DATA SUPPLIED:
────
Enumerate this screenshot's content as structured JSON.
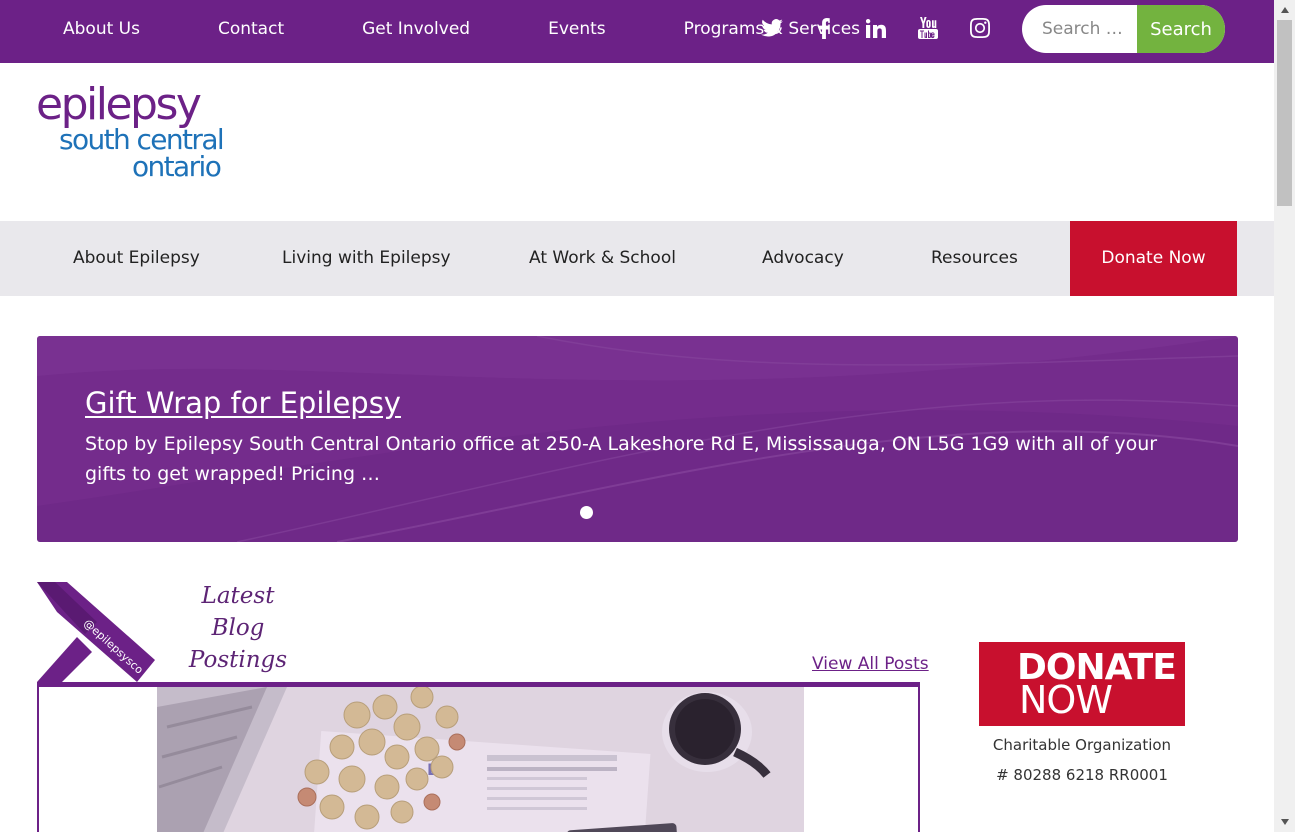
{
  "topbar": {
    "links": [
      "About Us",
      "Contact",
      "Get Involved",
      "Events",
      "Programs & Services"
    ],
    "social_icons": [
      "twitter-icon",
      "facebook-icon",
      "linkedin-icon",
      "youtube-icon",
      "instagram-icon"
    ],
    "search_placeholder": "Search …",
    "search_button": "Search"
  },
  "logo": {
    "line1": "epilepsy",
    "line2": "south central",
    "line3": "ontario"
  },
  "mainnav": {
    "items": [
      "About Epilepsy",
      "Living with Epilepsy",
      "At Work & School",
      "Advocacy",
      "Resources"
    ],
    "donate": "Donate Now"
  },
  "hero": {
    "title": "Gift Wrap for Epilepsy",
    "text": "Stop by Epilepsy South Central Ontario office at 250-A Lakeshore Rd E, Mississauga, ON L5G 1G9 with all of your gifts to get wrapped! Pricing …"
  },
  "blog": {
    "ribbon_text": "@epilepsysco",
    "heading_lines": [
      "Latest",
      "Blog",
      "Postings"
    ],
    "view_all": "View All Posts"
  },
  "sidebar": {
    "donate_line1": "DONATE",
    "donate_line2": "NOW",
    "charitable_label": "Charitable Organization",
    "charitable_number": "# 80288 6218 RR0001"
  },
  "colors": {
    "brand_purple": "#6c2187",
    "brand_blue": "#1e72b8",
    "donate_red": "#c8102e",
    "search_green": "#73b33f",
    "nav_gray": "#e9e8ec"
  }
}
────
Copy in full each line that holds the word "with".

WRITTEN RESPONSE:
      "Living with Epilepsy",
    "text": "Stop by Epilepsy South Central Ontario office at 250-A Lakeshore Rd E, Mississauga, ON L5G 1G9 with all of your gifts to get wrapped! Pricing …"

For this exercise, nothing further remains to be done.